[A block of data]
+---+

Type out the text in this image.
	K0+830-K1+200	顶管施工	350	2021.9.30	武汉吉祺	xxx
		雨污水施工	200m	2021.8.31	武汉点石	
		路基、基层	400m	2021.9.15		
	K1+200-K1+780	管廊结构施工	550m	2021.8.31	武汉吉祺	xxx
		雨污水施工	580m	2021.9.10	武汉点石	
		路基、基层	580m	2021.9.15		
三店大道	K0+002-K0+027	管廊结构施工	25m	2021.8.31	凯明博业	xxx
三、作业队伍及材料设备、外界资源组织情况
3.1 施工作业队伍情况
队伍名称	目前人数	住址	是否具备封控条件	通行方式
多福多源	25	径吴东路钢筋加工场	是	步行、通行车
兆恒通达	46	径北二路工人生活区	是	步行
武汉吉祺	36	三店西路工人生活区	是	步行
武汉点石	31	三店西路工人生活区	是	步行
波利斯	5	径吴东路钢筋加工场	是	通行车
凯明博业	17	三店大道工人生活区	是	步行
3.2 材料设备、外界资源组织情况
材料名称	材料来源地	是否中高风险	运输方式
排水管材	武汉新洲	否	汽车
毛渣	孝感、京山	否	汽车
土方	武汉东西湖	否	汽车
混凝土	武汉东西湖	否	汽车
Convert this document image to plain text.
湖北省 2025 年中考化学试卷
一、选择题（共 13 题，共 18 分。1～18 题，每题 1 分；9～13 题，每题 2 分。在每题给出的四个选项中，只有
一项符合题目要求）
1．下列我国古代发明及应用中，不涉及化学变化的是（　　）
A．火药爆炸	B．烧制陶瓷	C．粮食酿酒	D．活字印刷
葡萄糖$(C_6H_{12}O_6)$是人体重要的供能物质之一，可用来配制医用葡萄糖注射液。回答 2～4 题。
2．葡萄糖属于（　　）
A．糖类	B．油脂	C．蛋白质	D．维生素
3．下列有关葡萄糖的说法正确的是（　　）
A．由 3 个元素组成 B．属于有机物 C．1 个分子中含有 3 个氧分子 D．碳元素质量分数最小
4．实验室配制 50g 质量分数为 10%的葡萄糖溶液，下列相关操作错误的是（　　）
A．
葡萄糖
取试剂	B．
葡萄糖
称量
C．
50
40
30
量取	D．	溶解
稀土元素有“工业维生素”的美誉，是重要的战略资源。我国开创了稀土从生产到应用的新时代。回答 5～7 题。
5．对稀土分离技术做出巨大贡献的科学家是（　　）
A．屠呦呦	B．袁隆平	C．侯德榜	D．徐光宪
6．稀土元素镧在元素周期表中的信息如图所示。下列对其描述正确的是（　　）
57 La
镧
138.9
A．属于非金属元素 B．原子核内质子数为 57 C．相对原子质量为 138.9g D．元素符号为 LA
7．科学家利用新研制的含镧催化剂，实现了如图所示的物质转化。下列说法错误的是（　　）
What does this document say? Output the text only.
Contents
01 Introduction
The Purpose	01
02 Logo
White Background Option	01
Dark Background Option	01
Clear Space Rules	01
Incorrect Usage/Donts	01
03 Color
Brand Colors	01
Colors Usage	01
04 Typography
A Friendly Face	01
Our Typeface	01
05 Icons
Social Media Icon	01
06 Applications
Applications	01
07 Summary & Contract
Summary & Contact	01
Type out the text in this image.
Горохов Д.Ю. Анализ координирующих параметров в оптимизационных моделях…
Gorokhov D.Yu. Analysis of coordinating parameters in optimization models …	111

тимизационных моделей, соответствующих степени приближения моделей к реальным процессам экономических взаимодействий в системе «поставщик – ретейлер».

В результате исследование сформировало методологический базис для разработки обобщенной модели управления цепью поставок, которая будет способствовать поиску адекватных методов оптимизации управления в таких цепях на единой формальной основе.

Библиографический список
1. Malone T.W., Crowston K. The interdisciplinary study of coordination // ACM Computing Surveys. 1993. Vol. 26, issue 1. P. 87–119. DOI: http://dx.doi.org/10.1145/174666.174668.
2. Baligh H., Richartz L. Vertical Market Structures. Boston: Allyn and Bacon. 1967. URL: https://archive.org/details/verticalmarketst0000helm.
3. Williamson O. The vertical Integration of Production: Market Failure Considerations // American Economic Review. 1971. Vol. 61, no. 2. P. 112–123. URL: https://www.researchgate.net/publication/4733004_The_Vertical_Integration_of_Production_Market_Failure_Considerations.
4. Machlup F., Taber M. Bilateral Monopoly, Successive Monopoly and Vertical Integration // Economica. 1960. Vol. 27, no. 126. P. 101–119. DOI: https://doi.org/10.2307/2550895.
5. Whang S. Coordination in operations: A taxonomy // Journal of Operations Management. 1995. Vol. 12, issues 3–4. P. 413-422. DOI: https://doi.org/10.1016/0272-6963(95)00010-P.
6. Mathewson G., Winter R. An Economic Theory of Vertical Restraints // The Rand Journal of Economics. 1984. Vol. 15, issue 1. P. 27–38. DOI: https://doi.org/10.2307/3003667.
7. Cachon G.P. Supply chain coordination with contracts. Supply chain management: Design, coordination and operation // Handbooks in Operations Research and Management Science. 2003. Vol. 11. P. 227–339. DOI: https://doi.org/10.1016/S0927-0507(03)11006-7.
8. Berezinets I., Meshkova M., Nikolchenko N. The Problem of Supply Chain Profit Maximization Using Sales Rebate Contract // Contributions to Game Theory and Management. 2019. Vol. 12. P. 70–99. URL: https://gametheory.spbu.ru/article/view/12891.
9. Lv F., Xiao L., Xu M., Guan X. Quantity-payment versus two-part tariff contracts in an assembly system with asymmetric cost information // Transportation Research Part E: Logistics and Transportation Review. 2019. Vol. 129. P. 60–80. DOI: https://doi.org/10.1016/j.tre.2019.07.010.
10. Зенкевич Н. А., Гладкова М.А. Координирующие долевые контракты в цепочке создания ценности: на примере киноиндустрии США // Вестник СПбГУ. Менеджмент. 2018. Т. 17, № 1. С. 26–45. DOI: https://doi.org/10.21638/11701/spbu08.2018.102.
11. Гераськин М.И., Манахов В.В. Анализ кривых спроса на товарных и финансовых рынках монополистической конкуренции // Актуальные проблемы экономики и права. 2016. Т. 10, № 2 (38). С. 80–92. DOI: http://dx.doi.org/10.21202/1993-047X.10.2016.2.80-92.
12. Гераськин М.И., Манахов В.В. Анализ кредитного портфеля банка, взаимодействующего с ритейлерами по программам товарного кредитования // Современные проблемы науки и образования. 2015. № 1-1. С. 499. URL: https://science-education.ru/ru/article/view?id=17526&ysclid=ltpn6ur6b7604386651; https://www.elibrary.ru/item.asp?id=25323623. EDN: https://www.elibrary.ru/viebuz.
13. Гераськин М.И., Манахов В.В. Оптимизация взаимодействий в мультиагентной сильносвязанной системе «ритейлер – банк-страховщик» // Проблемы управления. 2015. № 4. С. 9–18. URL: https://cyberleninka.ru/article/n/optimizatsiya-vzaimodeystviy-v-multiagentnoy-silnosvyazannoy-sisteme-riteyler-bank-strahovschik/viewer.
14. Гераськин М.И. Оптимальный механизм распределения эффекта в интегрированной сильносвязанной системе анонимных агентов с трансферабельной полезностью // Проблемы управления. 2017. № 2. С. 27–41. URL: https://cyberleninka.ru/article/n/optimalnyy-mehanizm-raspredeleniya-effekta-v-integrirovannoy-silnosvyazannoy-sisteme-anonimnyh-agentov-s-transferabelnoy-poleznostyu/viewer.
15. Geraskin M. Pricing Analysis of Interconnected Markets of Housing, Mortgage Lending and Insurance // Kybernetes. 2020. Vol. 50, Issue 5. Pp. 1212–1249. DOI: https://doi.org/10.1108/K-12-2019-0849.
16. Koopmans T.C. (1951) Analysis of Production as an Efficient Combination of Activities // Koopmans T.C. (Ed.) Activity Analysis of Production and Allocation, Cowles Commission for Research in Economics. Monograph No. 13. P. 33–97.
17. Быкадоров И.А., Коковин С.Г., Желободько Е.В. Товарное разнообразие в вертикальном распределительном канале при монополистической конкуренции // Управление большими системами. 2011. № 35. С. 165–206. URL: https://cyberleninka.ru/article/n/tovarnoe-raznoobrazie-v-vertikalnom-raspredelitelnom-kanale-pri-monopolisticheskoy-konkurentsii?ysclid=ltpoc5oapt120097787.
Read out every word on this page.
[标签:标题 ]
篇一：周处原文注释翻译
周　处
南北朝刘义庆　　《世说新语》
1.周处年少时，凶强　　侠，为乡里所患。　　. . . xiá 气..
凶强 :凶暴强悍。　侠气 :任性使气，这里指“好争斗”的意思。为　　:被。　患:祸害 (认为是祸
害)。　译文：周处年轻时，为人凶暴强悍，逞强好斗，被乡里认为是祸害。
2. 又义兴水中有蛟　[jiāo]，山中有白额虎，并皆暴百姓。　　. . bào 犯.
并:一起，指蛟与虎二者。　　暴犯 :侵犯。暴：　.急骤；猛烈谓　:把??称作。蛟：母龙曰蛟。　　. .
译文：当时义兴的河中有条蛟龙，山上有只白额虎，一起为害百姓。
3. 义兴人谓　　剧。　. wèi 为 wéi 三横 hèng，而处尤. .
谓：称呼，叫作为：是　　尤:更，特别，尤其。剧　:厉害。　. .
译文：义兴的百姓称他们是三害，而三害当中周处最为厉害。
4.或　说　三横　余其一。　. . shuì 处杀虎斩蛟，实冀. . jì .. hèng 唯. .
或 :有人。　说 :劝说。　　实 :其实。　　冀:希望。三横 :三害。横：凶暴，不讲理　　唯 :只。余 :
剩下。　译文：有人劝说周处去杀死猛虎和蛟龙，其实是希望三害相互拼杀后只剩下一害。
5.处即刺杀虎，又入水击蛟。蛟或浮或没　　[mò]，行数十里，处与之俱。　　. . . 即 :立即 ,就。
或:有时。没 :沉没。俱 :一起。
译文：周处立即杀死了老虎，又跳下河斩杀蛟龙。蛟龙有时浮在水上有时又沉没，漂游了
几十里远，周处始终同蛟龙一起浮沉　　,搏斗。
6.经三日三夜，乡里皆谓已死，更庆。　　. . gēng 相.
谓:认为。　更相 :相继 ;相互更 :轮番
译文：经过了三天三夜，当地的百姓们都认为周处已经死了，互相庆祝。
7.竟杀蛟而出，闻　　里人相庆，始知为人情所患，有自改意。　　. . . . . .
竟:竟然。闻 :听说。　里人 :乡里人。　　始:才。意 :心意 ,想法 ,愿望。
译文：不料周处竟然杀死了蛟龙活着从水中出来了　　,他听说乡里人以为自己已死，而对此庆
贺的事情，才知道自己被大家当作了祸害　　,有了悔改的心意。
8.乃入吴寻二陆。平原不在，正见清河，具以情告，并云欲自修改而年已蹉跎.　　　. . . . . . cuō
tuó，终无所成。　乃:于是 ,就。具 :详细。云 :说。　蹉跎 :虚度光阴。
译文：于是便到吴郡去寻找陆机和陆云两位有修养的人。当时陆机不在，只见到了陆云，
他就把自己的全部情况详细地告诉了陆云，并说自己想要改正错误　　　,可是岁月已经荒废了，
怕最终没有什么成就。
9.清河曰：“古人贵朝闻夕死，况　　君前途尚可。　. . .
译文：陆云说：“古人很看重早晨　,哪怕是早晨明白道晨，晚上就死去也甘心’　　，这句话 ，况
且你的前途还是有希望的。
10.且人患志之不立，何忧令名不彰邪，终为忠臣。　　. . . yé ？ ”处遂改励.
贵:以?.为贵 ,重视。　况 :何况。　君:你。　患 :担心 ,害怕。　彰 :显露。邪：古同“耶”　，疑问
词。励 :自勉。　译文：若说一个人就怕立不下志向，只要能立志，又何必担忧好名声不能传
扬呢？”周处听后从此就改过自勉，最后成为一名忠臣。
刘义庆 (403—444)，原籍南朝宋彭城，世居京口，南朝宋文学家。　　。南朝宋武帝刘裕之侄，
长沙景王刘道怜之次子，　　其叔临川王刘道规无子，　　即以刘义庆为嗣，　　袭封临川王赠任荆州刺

+---+

DIRECTIONS FOR THIS TASK:
Gather each line holding the string "武汉点石".

SOLUTION BELOW:
		雨污水施工	200m	2021.8.31	武汉点石	
		雨污水施工	580m	2021.9.10	武汉点石	
武汉点石	31	三店西路工人生活区	是	步行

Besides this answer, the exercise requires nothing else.